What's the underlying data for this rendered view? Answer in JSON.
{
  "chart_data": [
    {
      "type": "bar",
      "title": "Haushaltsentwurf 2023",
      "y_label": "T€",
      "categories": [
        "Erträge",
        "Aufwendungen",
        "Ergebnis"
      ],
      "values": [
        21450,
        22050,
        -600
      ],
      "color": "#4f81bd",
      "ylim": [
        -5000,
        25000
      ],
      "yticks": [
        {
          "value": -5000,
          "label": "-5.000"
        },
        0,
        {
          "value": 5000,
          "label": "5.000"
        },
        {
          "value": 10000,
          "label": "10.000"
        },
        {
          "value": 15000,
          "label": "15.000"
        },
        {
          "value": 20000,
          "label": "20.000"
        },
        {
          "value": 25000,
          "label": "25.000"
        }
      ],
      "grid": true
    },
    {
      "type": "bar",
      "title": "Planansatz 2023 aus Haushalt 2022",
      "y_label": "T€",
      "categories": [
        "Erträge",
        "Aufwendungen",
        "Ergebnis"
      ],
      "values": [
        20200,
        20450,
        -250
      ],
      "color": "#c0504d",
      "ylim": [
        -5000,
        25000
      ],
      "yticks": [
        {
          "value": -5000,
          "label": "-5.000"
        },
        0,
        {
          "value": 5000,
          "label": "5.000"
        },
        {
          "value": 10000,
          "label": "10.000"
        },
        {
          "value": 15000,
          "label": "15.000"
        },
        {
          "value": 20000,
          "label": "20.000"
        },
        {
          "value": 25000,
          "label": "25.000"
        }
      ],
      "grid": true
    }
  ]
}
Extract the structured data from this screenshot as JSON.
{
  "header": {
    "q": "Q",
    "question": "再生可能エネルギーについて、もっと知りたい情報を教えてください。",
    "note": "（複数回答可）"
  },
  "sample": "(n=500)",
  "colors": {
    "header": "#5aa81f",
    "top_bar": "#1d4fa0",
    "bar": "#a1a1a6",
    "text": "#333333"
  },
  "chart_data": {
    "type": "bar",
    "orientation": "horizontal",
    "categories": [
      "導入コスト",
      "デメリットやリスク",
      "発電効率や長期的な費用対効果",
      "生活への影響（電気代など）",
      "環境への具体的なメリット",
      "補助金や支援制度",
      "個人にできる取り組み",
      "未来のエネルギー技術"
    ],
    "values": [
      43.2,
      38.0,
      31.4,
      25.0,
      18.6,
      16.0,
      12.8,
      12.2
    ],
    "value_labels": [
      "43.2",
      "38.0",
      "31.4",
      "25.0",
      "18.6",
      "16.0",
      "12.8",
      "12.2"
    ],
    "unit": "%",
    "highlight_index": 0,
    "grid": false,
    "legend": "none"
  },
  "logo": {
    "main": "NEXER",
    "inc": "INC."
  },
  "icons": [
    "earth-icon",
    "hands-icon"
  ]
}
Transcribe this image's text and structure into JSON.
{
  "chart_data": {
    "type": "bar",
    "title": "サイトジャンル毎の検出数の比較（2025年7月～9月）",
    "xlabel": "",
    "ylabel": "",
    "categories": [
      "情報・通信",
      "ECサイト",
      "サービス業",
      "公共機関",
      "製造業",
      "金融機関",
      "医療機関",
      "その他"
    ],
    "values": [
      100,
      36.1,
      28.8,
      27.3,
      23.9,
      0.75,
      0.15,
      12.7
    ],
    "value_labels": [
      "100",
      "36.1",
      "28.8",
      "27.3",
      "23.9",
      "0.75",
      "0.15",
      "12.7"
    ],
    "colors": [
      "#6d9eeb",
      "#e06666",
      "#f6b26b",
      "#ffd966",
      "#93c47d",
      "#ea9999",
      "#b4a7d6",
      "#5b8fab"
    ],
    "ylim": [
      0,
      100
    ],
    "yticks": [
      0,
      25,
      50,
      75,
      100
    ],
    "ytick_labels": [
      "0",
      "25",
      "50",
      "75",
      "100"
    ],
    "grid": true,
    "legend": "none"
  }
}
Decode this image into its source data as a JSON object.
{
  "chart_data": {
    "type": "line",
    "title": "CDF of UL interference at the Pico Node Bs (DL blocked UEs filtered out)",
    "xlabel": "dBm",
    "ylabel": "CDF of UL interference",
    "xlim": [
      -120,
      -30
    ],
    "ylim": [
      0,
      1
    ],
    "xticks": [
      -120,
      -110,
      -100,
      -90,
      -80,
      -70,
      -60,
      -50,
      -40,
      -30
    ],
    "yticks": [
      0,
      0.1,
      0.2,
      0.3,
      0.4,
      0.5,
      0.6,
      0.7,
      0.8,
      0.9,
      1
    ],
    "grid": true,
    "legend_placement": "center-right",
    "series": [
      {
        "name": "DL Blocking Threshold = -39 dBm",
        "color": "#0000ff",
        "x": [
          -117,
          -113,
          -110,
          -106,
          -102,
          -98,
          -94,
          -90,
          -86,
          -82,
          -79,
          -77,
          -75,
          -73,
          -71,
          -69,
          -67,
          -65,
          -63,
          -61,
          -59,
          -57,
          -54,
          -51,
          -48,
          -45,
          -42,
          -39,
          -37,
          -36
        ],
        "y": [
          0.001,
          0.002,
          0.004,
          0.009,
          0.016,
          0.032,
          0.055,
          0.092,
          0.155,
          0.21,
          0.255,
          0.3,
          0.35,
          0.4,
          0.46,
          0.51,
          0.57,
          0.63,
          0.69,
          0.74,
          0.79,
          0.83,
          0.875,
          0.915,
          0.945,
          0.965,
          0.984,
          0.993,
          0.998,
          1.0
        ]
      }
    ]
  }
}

§ What is required:
All of the data shown above must be copied exactly.

§ Response to this exercise:
What's the underlying data for this rendered view? Answer in JSON.
{
  "chart_data": [
    {
      "type": "bar",
      "title": "Haushaltsentwurf 2023",
      "y_label": "T€",
      "categories": [
        "Erträge",
        "Aufwendungen",
        "Ergebnis"
      ],
      "values": [
        21450,
        22050,
        -600
      ],
      "color": "#4f81bd",
      "ylim": [
        -5000,
        25000
      ],
      "yticks": [
        {
          "value": -5000,
          "label": "-5.000"
        },
        0,
        {
          "value": 5000,
          "label": "5.000"
        },
        {
          "value": 10000,
          "label": "10.000"
        },
        {
          "value": 15000,
          "label": "15.000"
        },
        {
          "value": 20000,
          "label": "20.000"
        },
        {
          "value": 25000,
          "label": "25.000"
        }
      ],
      "grid": true
    },
    {
      "type": "bar",
      "title": "Planansatz 2023 aus Haushalt 2022",
      "y_label": "T€",
      "categories": [
        "Erträge",
        "Aufwendungen",
        "Ergebnis"
      ],
      "values": [
        20200,
        20450,
        -250
      ],
      "color": "#c0504d",
      "ylim": [
        -5000,
        25000
      ],
      "yticks": [
        {
          "value": -5000,
          "label": "-5.000"
        },
        0,
        {
          "value": 5000,
          "label": "5.000"
        },
        {
          "value": 10000,
          "label": "10.000"
        },
        {
          "value": 15000,
          "label": "15.000"
        },
        {
          "value": 20000,
          "label": "20.000"
        },
        {
          "value": 25000,
          "label": "25.000"
        }
      ],
      "grid": true
    }
  ]
}
Extract the structured data from this screenshot as JSON.
{
  "header": {
    "q": "Q",
    "question": "再生可能エネルギーについて、もっと知りたい情報を教えてください。",
    "note": "（複数回答可）"
  },
  "sample": "(n=500)",
  "colors": {
    "header": "#5aa81f",
    "top_bar": "#1d4fa0",
    "bar": "#a1a1a6",
    "text": "#333333"
  },
  "chart_data": {
    "type": "bar",
    "orientation": "horizontal",
    "categories": [
      "導入コスト",
      "デメリットやリスク",
      "発電効率や長期的な費用対効果",
      "生活への影響（電気代など）",
      "環境への具体的なメリット",
      "補助金や支援制度",
      "個人にできる取り組み",
      "未来のエネルギー技術"
    ],
    "values": [
      43.2,
      38.0,
      31.4,
      25.0,
      18.6,
      16.0,
      12.8,
      12.2
    ],
    "value_labels": [
      "43.2",
      "38.0",
      "31.4",
      "25.0",
      "18.6",
      "16.0",
      "12.8",
      "12.2"
    ],
    "unit": "%",
    "highlight_index": 0,
    "grid": false,
    "legend": "none"
  },
  "logo": {
    "main": "NEXER",
    "inc": "INC."
  },
  "icons": [
    "earth-icon",
    "hands-icon"
  ]
}
Transcribe this image's text and structure into JSON.
{
  "chart_data": {
    "type": "bar",
    "title": "サイトジャンル毎の検出数の比較（2025年7月～9月）",
    "xlabel": "",
    "ylabel": "",
    "categories": [
      "情報・通信",
      "ECサイト",
      "サービス業",
      "公共機関",
      "製造業",
      "金融機関",
      "医療機関",
      "その他"
    ],
    "values": [
      100,
      36.1,
      28.8,
      27.3,
      23.9,
      0.75,
      0.15,
      12.7
    ],
    "value_labels": [
      "100",
      "36.1",
      "28.8",
      "27.3",
      "23.9",
      "0.75",
      "0.15",
      "12.7"
    ],
    "colors": [
      "#6d9eeb",
      "#e06666",
      "#f6b26b",
      "#ffd966",
      "#93c47d",
      "#ea9999",
      "#b4a7d6",
      "#5b8fab"
    ],
    "ylim": [
      0,
      100
    ],
    "yticks": [
      0,
      25,
      50,
      75,
      100
    ],
    "ytick_labels": [
      "0",
      "25",
      "50",
      "75",
      "100"
    ],
    "grid": true,
    "legend": "none"
  }
}
Decode this image into its source data as a JSON object.
{
  "chart_data": {
    "type": "line",
    "title": "CDF of UL interference at the Pico Node Bs (DL blocked UEs filtered out)",
    "xlabel": "dBm",
    "ylabel": "CDF of UL interference",
    "xlim": [
      -120,
      -30
    ],
    "ylim": [
      0,
      1
    ],
    "xticks": [
      -120,
      -110,
      -100,
      -90,
      -80,
      -70,
      -60,
      -50,
      -40,
      -30
    ],
    "yticks": [
      0,
      0.1,
      0.2,
      0.3,
      0.4,
      0.5,
      0.6,
      0.7,
      0.8,
      0.9,
      1
    ],
    "grid": true,
    "legend_placement": "center-right",
    "series": [
      {
        "name": "DL Blocking Threshold = -39 dBm",
        "color": "#0000ff",
        "x": [
          -117,
          -113,
          -110,
          -106,
          -102,
          -98,
          -94,
          -90,
          -86,
          -82,
          -79,
          -77,
          -75,
          -73,
          -71,
          -69,
          -67,
          -65,
          -63,
          -61,
          -59,
          -57,
          -54,
          -51,
          -48,
          -45,
          -42,
          -39,
          -37,
          -36
        ],
        "y": [
          0.001,
          0.002,
          0.004,
          0.009,
          0.016,
          0.032,
          0.055,
          0.092,
          0.155,
          0.21,
          0.255,
          0.3,
          0.35,
          0.4,
          0.46,
          0.51,
          0.57,
          0.63,
          0.69,
          0.74,
          0.79,
          0.83,
          0.875,
          0.915,
          0.945,
          0.965,
          0.984,
          0.993,
          0.998,
          1.0
        ]
      }
    ]
  }
}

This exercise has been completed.